▶ _EXERCISE INSTRUCTIONS_:
Select the lines that contain "pages" and copy each of them.

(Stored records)
·····

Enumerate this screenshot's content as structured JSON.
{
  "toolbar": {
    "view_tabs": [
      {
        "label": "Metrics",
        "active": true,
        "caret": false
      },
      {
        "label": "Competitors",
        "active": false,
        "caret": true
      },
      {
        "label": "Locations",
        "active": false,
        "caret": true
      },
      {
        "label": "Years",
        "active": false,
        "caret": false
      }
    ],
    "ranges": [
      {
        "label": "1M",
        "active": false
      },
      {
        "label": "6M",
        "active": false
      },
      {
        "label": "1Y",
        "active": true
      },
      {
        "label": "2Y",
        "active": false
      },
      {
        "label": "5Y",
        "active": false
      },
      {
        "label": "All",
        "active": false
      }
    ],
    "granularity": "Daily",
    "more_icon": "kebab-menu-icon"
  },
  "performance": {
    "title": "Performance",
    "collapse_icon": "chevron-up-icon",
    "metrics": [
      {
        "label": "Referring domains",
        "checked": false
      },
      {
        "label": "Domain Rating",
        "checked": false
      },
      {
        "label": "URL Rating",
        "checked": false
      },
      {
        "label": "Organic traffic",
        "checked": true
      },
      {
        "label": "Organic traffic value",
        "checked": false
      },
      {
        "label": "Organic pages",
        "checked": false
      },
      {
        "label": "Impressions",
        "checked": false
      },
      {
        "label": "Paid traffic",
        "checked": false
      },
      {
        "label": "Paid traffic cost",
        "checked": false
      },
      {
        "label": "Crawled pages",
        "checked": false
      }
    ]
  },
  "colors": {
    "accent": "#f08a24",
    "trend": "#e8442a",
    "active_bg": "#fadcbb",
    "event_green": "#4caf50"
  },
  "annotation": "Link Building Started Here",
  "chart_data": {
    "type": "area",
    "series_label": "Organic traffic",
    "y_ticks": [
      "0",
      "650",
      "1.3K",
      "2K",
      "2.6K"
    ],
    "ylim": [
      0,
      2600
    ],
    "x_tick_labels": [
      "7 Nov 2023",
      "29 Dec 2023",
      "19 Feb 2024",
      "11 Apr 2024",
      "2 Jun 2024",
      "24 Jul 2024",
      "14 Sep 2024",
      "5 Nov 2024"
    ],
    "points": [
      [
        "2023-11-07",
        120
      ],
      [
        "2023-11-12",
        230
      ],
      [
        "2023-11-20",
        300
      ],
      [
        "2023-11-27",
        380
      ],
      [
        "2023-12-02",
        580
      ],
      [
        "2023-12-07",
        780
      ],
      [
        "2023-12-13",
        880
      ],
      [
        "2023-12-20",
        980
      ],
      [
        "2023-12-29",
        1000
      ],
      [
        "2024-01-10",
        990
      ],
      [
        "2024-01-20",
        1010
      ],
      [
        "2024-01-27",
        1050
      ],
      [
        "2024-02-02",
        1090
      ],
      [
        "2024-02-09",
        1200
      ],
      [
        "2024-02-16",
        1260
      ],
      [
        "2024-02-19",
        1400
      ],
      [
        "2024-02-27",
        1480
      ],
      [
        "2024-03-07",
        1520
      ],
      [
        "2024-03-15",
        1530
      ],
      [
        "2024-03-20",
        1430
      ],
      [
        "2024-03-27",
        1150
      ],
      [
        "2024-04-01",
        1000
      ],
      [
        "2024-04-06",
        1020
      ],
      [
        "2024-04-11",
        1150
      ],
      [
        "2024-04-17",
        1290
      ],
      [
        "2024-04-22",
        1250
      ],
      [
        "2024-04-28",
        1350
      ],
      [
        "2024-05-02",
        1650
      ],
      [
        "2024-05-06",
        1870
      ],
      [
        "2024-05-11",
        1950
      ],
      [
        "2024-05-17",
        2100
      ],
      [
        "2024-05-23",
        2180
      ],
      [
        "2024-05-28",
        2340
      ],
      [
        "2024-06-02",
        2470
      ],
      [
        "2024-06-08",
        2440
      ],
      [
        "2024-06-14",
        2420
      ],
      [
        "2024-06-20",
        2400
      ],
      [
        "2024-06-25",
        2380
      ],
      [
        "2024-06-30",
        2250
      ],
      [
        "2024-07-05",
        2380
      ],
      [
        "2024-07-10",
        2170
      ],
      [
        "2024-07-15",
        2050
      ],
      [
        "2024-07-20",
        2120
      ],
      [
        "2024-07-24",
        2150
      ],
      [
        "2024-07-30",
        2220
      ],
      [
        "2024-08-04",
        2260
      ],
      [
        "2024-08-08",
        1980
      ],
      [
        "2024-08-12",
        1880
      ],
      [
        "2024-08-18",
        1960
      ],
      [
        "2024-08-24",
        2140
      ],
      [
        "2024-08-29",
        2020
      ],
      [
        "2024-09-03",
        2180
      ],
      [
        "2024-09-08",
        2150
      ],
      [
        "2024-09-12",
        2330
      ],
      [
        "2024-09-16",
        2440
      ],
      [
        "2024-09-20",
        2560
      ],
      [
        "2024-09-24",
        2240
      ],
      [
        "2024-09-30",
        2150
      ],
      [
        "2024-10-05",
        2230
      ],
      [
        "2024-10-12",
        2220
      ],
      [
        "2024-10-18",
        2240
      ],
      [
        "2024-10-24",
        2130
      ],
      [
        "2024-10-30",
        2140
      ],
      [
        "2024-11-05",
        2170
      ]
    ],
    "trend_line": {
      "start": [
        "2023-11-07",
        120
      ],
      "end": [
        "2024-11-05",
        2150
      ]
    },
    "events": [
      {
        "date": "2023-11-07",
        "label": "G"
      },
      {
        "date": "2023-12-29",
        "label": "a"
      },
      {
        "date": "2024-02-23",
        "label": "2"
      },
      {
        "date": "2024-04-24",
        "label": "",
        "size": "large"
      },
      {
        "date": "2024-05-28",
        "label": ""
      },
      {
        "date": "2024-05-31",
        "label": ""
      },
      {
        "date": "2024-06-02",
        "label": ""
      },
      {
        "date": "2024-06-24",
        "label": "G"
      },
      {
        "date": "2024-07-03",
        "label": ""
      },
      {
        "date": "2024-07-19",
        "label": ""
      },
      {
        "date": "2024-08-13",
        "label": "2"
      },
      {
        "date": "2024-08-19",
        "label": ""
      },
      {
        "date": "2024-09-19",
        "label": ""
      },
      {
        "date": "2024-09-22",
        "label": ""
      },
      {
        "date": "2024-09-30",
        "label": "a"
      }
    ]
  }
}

·····

▶ _COMPLETE ANSWER_:
        "label": "Organic pages",
        "label": "Crawled pages",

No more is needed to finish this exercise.